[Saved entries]
- - -
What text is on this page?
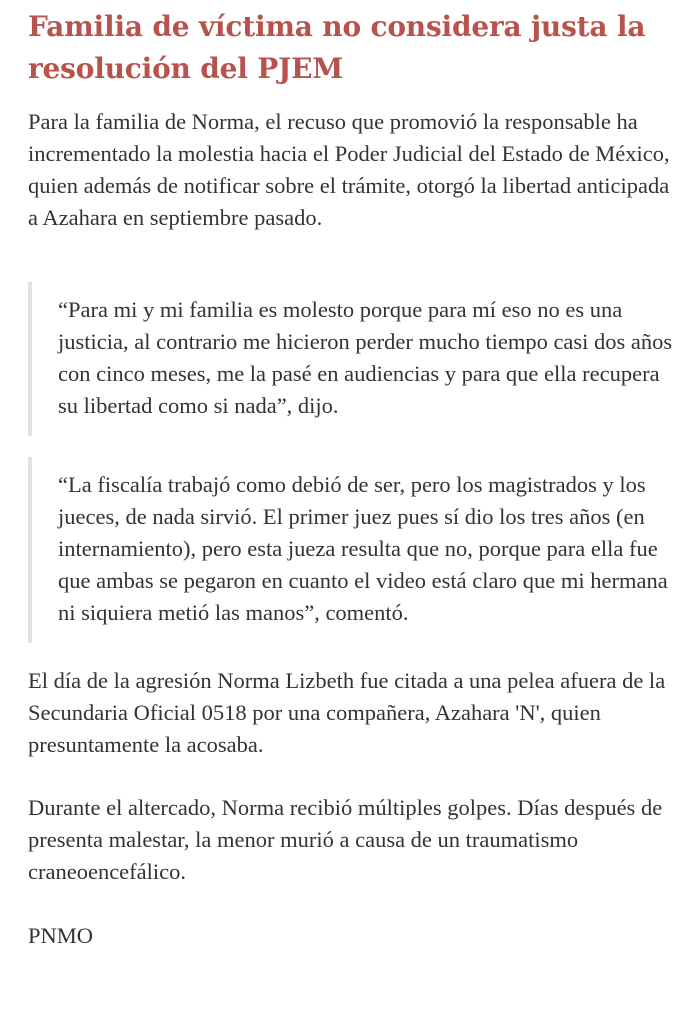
Familia de víctima no considera justa la resolución del PJEM

Para la familia de Norma, el recuso que promovió la responsable ha incrementado la molestia hacia el Poder Judicial del Estado de México, quien además de notificar sobre el trámite, otorgó la libertad anticipada a Azahara en septiembre pasado.

“Para mi y mi familia es molesto porque para mí eso no es una justicia, al contrario me hicieron perder mucho tiempo casi dos años con cinco meses, me la pasé en audiencias y para que ella recupera su libertad como si nada”, dijo.

“La fiscalía trabajó como debió de ser, pero los magistrados y los jueces, de nada sirvió. El primer juez pues sí dio los tres años (en internamiento), pero esta jueza resulta que no, porque para ella fue que ambas se pegaron en cuanto el video está claro que mi hermana ni siquiera metió las manos”, comentó.

El día de la agresión Norma Lizbeth fue citada a una pelea afuera de la Secundaria Oficial 0518 por una compañera, Azahara 'N', quien presuntamente la acosaba.

Durante el altercado, Norma recibió múltiples golpes. Días después de presenta malestar, la menor murió a causa de un traumatismo craneoencefálico.

PNMO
- - -
● WORK TO DO
Out of the preceding entries, pull every line containing the string "porque".

● ANSWER FOR THE TASK
“Para mi y mi familia es molesto porque para mí eso no es una justicia, al contrario me hicieron perder mucho tiempo casi dos años con cinco meses, me la pasé en audiencias y para que ella recupera su libertad como si nada”, dijo.
“La fiscalía trabajó como debió de ser, pero los magistrados y los jueces, de nada sirvió. El primer juez pues sí dio los tres años (en internamiento), pero esta jueza resulta que no, porque para ella fue que ambas se pegaron en cuanto el video está claro que mi hermana ni siquiera metió las manos”, comentó.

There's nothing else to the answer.